Copy out, from the entries below, each line holding the string "JSON".

Stored dataset items →

---

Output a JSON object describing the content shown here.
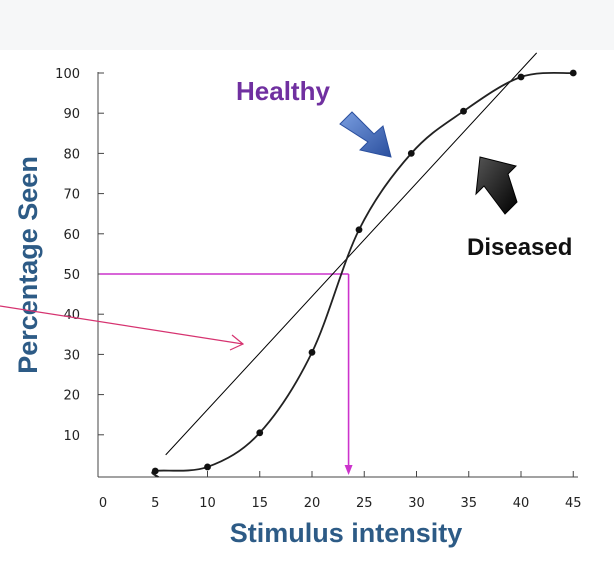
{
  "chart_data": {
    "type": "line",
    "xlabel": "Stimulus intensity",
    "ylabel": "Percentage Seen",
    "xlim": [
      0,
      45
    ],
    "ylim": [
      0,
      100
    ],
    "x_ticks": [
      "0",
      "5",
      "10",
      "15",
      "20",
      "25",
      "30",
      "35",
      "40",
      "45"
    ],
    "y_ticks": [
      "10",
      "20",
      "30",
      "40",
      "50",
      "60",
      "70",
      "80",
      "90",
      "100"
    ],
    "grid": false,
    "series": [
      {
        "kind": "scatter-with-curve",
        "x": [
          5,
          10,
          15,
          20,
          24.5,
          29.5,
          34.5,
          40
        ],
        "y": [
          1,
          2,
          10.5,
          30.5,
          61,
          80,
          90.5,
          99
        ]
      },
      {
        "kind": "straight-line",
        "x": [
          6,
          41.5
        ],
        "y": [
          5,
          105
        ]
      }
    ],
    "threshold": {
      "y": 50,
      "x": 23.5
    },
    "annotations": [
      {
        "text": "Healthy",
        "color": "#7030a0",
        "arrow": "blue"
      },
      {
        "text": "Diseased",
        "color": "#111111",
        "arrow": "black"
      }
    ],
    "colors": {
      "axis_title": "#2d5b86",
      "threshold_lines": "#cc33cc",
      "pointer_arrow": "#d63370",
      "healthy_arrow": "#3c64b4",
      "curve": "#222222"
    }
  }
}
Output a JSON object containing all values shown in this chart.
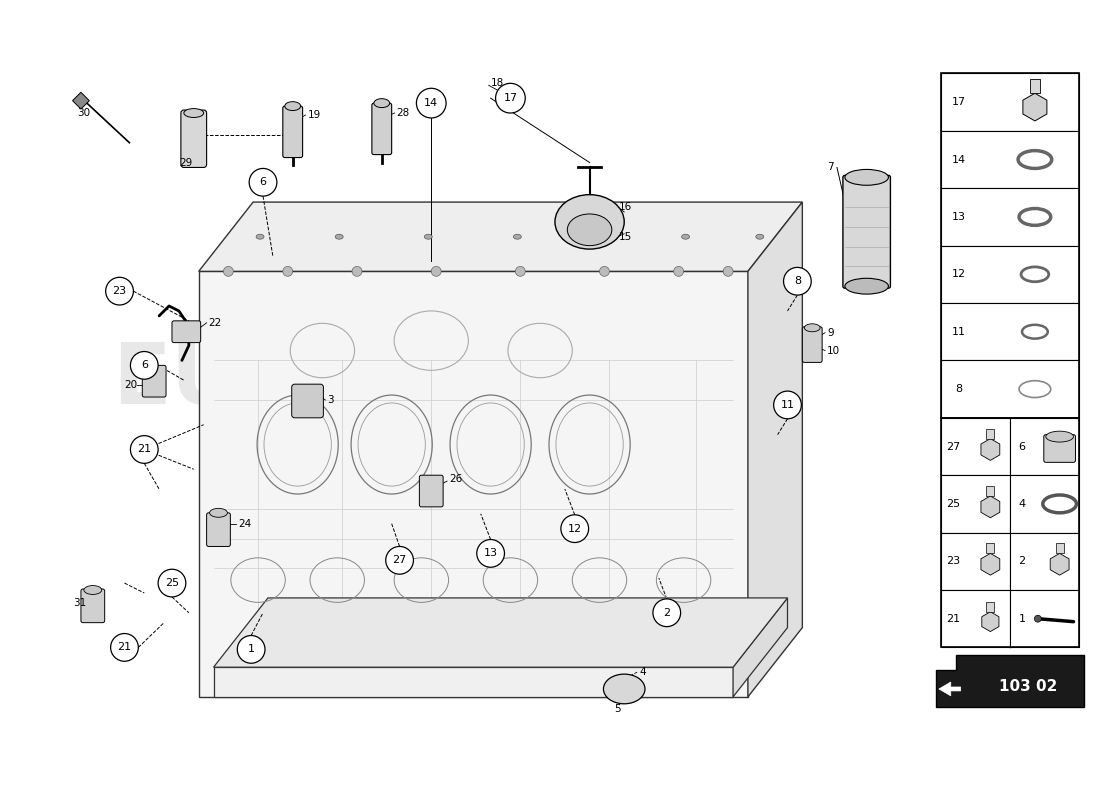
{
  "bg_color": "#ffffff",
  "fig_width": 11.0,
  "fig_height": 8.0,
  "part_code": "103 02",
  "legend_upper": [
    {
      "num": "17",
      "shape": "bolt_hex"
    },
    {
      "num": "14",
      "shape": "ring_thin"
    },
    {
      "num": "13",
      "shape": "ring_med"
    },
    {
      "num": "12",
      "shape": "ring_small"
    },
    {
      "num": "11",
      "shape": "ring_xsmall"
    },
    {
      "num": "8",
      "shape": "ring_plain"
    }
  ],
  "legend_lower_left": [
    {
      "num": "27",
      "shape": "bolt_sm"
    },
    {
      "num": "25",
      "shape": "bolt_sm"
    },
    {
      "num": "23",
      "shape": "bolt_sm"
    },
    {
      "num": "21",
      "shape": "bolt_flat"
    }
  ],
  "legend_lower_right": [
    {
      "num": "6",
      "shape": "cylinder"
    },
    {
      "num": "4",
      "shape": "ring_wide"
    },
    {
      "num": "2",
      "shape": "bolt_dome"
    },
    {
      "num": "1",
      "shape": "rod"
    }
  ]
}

---

ANSWER FOR THE TASK →
Output a JSON object describing the content shown here.
Output a JSON object containing all values shown in this chart.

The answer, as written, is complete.